- _REQUIRED WORK_: Copy every line of the entries that includes the word "Dilution".

[Dataset entries on figures]
──────
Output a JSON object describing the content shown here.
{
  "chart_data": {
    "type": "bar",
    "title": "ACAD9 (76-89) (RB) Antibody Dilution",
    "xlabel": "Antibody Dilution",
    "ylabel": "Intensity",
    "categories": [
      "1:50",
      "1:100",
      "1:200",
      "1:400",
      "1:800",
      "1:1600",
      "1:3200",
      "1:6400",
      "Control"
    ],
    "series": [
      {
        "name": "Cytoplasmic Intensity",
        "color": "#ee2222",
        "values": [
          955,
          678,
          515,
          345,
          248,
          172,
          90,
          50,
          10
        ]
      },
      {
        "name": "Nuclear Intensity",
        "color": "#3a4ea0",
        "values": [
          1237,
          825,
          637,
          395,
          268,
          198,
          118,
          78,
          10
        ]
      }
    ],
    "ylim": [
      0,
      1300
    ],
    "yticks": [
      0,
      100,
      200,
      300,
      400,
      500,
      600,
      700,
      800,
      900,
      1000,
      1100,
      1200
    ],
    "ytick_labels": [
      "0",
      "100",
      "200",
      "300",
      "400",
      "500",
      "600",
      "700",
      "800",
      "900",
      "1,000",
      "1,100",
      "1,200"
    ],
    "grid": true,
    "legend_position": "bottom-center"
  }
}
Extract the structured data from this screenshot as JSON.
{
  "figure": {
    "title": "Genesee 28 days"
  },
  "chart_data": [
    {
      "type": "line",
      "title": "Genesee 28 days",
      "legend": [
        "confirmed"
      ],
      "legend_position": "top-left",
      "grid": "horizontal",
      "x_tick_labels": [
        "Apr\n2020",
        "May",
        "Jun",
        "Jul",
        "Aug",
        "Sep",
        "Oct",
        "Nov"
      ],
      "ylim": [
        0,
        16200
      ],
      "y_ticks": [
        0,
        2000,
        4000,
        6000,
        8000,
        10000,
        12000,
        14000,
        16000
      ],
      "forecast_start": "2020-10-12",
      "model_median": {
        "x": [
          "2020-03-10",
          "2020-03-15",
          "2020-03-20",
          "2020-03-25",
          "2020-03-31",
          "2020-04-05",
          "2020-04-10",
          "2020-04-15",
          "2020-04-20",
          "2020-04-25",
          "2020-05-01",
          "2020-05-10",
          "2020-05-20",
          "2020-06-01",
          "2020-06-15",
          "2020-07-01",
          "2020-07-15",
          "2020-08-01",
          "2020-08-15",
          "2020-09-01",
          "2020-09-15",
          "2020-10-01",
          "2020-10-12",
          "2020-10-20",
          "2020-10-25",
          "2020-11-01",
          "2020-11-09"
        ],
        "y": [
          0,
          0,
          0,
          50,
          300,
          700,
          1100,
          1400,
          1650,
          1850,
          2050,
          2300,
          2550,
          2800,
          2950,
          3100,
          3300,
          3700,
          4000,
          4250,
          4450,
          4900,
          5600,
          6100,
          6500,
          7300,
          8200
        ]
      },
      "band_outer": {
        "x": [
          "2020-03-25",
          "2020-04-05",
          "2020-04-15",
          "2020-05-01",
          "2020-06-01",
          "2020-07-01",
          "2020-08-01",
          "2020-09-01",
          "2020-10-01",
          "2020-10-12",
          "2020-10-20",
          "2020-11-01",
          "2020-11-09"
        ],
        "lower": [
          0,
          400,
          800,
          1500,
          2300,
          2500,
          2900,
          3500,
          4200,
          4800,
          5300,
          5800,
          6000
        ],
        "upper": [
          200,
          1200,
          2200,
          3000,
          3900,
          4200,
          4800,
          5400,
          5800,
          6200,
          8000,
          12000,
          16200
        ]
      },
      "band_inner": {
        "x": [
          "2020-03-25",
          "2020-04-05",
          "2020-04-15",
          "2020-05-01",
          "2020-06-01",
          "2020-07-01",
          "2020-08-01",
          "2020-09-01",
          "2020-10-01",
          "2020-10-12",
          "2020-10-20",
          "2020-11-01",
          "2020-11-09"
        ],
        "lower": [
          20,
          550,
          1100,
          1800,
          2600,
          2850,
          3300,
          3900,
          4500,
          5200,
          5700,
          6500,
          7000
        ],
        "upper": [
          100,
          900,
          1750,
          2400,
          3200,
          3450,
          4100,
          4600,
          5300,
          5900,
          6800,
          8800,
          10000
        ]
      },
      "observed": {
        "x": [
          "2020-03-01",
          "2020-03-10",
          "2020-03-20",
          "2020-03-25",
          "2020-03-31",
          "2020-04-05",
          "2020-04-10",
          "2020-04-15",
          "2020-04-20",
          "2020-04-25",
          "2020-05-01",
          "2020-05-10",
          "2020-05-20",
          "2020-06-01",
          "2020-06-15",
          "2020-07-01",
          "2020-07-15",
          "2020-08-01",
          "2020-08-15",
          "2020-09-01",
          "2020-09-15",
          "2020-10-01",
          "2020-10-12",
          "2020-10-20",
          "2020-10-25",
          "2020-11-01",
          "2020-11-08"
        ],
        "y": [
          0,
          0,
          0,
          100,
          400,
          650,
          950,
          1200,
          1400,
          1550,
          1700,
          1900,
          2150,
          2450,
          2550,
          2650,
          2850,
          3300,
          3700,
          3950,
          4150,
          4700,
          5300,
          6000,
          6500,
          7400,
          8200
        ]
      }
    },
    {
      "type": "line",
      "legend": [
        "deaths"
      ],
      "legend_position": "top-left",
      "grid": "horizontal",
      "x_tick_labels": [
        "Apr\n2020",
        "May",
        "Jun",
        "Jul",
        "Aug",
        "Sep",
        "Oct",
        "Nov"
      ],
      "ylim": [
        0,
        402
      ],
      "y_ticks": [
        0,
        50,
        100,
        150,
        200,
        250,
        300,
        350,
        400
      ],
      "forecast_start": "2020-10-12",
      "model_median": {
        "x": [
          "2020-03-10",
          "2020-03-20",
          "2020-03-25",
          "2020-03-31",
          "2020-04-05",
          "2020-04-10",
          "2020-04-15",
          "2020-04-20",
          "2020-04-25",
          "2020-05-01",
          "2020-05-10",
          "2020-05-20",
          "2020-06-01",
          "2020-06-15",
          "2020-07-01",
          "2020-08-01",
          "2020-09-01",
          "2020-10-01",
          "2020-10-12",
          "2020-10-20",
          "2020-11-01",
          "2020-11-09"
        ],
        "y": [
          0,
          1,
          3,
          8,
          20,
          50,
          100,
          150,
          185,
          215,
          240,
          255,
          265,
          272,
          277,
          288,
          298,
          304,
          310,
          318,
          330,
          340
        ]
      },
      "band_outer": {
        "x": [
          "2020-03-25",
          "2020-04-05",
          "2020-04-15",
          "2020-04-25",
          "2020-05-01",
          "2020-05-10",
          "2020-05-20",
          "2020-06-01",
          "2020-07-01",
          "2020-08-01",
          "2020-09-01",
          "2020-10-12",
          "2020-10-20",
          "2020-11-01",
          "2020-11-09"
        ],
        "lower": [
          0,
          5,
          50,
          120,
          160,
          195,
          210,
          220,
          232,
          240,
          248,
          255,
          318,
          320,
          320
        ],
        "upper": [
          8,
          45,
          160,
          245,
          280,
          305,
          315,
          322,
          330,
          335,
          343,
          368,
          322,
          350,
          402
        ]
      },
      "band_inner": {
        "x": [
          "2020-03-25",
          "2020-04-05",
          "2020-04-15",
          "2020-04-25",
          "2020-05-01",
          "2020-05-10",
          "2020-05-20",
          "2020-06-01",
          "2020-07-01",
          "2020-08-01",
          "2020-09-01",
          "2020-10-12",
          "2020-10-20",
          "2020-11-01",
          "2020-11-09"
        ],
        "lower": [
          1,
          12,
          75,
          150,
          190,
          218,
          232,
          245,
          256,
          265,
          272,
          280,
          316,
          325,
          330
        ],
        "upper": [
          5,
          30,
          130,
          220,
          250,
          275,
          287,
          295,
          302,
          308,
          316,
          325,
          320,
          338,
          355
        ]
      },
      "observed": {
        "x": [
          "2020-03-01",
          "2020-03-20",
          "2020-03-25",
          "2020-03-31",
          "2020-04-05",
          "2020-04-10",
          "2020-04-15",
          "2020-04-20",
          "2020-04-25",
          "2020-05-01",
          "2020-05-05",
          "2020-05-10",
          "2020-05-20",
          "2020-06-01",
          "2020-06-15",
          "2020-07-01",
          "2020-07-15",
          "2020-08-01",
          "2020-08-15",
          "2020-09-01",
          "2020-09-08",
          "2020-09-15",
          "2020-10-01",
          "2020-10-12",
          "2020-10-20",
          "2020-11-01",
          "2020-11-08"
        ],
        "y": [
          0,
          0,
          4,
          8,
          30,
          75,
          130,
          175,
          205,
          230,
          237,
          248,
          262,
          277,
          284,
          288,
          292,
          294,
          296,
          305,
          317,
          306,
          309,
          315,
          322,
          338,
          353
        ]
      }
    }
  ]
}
──────
- _EXERCISE SOLUTION_:
    "title": "ACAD9 (76-89) (RB) Antibody Dilution",
    "xlabel": "Antibody Dilution",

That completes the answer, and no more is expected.